* _TASK GOAL_:
Copy each line holding the string "JSON".

* _DATA FOR PROCESSING_:
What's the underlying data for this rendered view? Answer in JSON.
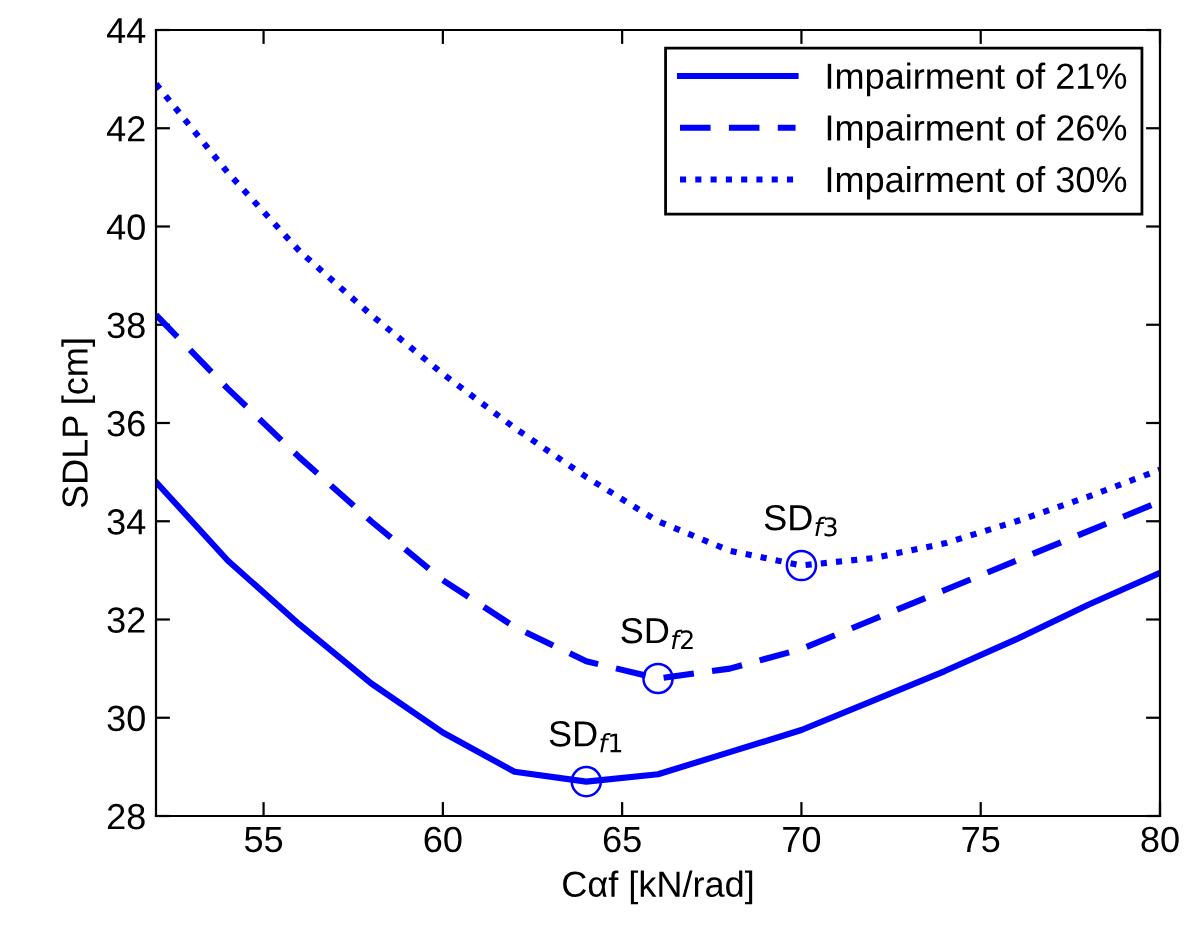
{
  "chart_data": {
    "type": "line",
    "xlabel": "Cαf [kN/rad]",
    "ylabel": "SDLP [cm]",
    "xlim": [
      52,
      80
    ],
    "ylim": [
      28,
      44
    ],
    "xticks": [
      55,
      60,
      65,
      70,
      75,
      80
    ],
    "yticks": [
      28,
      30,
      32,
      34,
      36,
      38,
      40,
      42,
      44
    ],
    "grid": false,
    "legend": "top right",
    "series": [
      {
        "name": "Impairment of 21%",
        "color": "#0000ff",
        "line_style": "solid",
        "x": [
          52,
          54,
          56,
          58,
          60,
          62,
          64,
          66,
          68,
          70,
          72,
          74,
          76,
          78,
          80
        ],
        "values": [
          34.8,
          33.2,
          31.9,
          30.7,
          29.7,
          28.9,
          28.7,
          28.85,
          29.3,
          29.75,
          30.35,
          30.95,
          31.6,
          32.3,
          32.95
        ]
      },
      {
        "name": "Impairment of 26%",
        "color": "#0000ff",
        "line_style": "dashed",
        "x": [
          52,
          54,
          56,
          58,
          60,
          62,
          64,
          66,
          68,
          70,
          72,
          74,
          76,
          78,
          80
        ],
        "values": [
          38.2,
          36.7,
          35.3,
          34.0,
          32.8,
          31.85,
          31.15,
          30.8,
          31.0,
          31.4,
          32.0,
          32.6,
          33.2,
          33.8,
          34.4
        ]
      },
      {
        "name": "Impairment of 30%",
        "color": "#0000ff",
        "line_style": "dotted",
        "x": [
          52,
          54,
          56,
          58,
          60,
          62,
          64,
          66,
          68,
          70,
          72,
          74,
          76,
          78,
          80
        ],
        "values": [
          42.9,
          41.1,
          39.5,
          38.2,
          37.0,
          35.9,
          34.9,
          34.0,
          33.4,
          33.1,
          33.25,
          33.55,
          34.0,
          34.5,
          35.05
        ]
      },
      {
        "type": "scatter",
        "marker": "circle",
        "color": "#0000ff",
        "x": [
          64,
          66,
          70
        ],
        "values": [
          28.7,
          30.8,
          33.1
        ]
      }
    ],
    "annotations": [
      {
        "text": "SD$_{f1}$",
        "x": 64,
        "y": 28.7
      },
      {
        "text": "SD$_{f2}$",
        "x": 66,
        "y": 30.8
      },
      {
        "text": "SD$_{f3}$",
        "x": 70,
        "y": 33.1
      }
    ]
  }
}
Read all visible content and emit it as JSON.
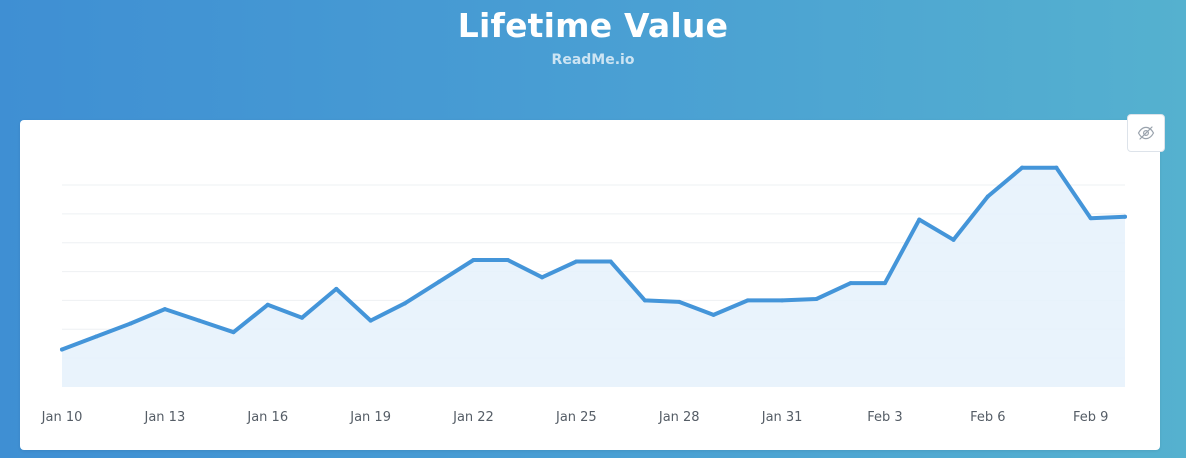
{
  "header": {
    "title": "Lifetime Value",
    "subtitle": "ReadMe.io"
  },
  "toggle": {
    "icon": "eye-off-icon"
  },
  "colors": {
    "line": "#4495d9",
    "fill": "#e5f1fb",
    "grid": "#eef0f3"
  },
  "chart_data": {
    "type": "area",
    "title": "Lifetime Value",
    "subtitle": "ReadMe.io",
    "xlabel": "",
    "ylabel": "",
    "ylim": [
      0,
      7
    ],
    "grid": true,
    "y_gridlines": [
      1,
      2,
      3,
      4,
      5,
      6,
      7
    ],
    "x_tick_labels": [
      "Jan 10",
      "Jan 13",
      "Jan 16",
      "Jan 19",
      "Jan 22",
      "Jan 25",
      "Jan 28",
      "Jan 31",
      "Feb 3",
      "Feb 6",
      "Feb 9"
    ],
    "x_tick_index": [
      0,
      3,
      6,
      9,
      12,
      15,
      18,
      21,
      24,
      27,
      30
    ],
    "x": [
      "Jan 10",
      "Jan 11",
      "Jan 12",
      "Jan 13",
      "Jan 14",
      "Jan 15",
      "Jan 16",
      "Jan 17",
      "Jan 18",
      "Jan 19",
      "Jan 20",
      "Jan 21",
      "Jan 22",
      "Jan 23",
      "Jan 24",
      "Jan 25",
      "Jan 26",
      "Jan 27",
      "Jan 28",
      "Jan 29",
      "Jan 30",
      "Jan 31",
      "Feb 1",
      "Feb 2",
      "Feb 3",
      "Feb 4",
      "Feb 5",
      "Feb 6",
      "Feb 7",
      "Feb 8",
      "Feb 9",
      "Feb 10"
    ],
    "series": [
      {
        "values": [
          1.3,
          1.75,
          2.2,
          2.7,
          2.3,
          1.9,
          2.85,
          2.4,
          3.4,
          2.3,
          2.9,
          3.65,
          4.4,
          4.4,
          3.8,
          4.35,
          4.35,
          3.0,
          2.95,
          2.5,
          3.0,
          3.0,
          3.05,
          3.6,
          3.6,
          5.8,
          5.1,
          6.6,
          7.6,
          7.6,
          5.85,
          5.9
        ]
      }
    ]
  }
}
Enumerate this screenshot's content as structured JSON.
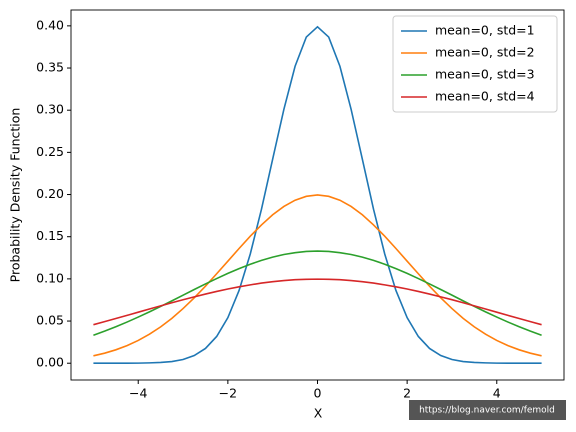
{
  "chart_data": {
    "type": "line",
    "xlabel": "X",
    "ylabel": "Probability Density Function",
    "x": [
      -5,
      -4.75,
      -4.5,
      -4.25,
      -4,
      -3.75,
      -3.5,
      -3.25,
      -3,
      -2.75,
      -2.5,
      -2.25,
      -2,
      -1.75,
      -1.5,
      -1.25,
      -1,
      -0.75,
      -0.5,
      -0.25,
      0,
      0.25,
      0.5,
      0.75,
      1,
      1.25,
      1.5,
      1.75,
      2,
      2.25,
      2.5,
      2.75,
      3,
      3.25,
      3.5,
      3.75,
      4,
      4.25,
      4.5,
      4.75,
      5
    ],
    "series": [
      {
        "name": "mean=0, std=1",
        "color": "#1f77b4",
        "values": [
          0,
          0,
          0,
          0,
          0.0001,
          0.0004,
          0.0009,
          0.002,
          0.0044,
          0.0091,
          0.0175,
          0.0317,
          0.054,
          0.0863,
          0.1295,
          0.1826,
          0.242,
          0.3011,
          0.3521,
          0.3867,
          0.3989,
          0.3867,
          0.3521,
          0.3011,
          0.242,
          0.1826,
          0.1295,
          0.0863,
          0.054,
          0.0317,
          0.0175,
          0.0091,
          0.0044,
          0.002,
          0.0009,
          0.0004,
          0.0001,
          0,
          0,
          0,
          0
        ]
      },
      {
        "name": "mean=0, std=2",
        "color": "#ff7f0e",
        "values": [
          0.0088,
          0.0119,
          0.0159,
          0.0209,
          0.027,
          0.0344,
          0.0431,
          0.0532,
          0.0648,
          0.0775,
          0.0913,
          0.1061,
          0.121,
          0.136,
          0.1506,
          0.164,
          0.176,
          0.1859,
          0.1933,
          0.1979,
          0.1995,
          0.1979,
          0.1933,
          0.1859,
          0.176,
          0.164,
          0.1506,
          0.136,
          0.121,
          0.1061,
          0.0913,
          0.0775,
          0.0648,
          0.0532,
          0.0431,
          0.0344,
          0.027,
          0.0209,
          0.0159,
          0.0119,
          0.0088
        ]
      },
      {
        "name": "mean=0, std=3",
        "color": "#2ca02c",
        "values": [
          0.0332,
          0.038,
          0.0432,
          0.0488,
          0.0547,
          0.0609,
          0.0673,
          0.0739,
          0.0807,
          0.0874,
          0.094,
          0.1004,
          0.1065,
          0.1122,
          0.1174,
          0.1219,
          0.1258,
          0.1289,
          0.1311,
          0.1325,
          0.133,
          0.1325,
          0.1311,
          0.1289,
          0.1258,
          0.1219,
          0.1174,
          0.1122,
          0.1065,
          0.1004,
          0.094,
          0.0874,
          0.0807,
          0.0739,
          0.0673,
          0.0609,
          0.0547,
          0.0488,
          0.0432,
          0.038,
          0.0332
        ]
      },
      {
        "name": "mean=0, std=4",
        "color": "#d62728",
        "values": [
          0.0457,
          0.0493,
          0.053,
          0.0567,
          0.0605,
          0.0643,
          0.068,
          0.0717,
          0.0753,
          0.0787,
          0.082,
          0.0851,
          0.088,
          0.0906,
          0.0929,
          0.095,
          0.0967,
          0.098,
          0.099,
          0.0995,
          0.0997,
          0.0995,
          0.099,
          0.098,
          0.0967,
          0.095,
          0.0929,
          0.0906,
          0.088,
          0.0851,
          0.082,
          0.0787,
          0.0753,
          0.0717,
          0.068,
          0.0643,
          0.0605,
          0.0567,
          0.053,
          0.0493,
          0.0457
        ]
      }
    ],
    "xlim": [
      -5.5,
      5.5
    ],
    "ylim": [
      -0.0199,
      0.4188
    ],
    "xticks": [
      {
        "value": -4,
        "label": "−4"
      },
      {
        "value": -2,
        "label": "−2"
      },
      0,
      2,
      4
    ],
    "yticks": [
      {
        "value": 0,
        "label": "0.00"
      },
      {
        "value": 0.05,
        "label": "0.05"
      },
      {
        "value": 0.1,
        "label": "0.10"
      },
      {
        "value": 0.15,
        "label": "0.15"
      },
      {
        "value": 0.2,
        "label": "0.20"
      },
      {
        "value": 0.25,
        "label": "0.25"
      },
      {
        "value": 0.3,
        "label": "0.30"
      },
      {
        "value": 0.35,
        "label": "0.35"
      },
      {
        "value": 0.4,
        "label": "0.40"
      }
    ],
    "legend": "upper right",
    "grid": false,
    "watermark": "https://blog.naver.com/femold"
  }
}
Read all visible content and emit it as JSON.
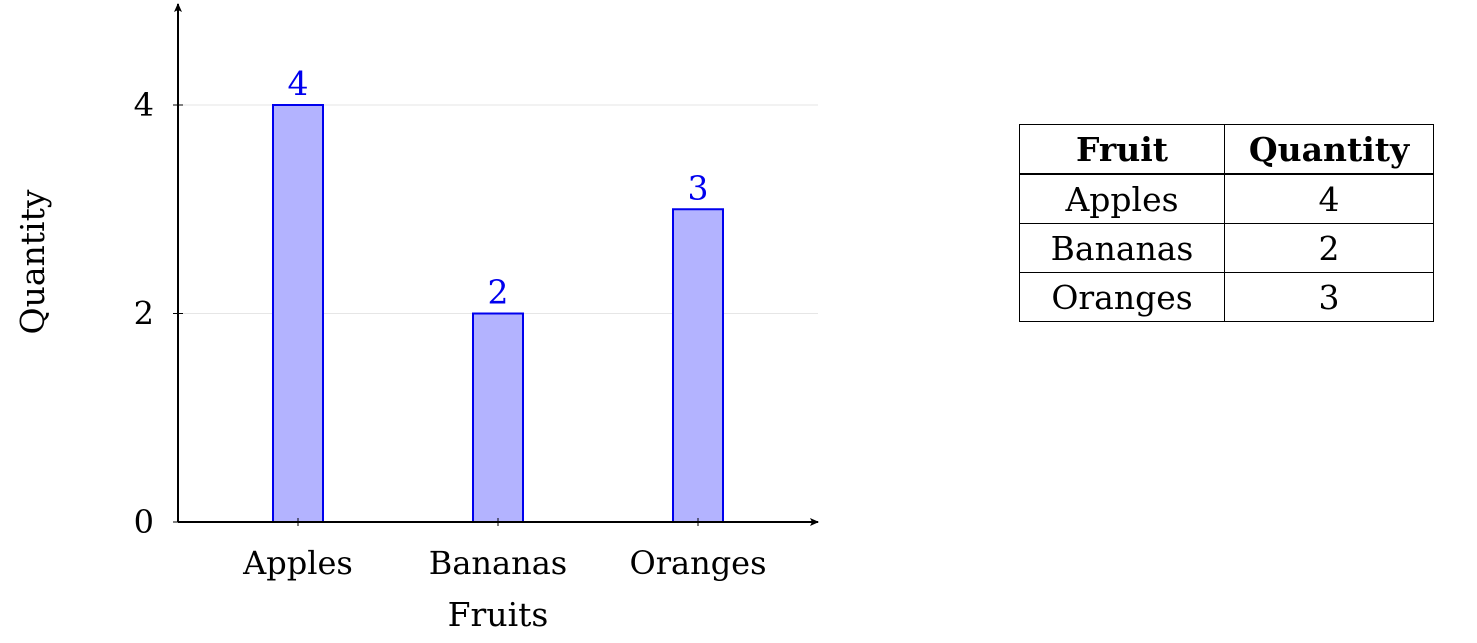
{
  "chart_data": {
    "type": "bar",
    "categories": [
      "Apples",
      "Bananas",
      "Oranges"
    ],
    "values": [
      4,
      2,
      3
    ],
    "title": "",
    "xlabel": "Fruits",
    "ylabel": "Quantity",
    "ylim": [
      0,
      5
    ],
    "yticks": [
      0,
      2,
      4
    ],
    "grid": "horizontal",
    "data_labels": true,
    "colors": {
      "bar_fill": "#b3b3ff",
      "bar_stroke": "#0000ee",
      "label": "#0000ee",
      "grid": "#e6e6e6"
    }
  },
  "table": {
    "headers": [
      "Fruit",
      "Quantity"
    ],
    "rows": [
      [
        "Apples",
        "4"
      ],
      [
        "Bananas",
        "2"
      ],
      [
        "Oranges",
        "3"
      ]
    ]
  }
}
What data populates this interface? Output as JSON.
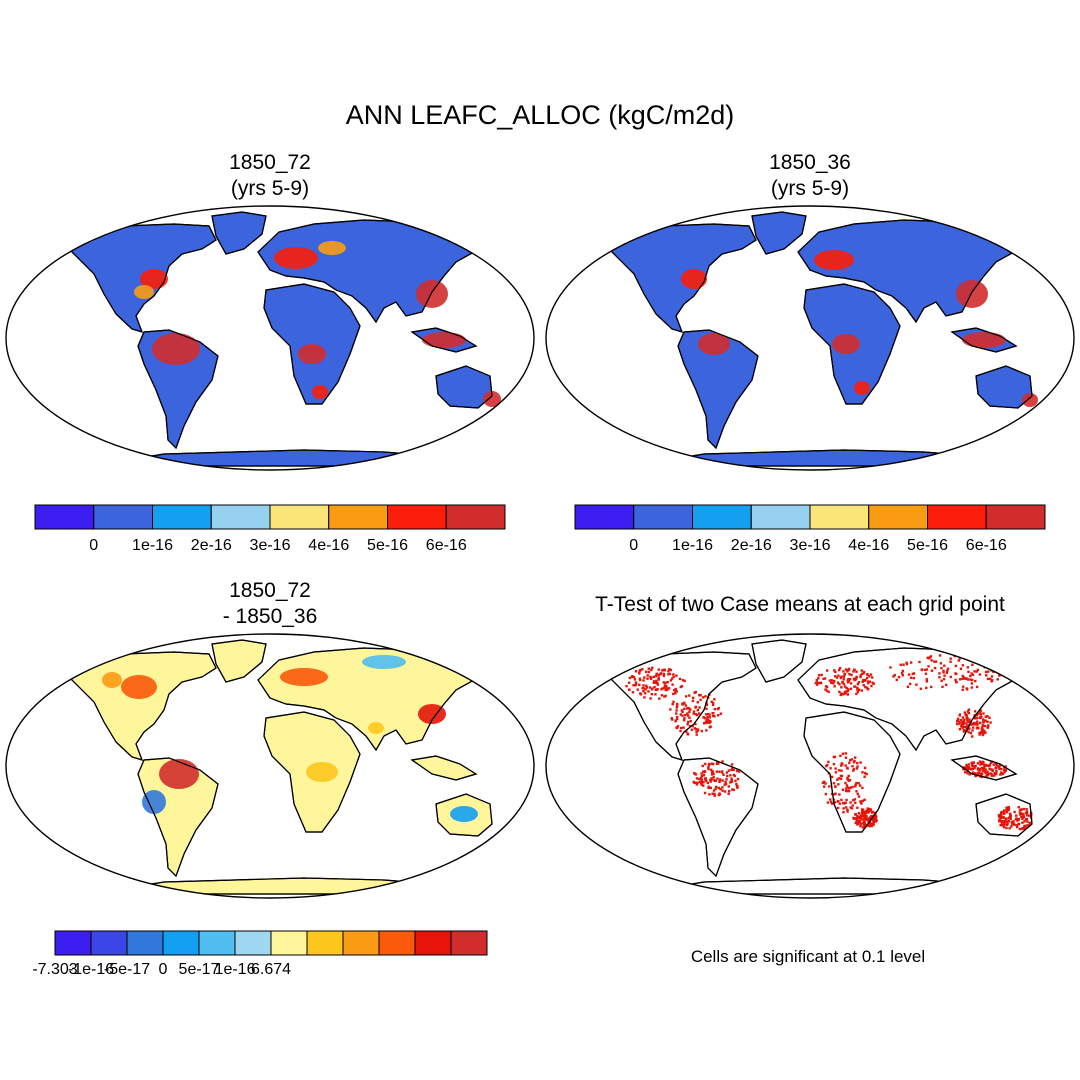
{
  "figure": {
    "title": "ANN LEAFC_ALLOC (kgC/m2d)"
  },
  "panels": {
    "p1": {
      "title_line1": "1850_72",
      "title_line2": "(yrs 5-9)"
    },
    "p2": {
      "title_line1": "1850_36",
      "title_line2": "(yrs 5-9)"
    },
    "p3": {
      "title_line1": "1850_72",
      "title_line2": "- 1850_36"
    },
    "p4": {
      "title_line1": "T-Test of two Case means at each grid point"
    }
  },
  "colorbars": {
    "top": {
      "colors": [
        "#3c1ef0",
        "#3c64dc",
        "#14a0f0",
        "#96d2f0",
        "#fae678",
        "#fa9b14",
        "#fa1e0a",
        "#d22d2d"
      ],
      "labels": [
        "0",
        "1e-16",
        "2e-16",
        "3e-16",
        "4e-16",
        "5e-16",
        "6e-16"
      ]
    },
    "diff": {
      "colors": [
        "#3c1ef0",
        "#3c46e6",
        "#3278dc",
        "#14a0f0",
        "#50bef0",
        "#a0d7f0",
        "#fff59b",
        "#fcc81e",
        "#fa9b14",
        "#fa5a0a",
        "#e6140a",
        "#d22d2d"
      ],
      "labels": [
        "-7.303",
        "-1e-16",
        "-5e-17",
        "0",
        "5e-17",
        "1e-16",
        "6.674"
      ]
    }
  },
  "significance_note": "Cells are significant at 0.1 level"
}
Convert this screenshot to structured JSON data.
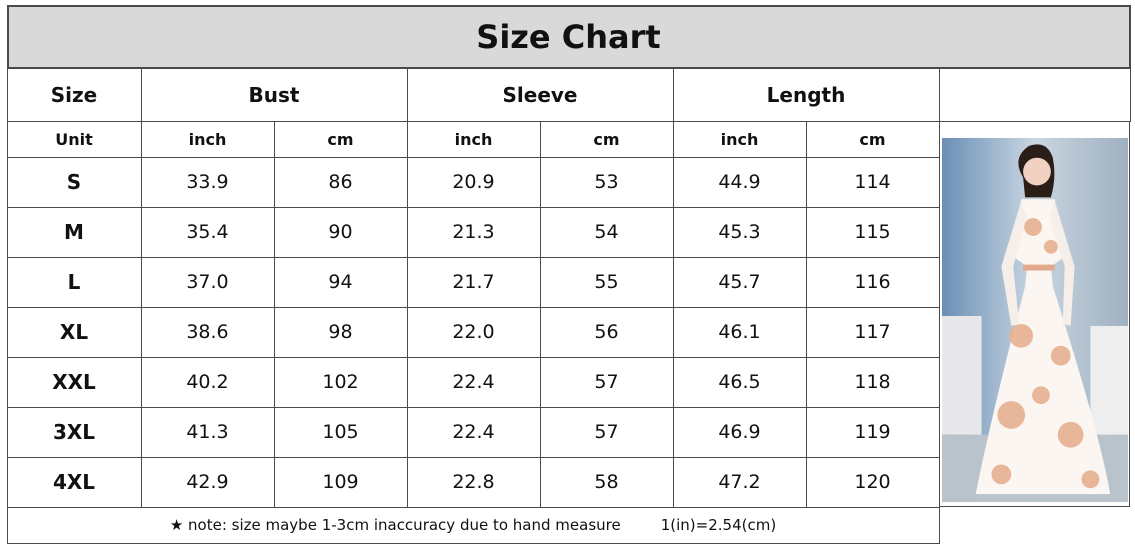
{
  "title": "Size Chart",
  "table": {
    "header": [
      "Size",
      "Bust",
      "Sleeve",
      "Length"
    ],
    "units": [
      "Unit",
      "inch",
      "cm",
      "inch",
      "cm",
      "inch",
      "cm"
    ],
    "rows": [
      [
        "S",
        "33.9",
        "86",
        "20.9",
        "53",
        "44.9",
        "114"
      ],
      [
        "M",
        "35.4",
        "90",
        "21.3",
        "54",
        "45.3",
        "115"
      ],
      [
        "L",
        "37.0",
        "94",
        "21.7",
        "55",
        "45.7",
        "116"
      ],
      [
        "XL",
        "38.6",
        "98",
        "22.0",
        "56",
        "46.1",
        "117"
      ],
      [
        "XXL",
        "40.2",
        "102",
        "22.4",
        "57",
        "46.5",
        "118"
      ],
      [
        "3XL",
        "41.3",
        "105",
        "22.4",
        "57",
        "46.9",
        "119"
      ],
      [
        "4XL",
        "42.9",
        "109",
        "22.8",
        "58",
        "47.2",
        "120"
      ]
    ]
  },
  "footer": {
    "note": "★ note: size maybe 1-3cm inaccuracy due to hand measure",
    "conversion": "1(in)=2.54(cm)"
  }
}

* _WRITTEN REPLY_:
What's the underlying data for this rendered view? Answer in JSON.
Read all visible content and emit it as JSON.
Enumerate this screenshot's content as structured JSON.
Read all visible content and emit it as JSON.
What data populates this interface? Output as JSON.
Convert this screenshot to structured JSON data.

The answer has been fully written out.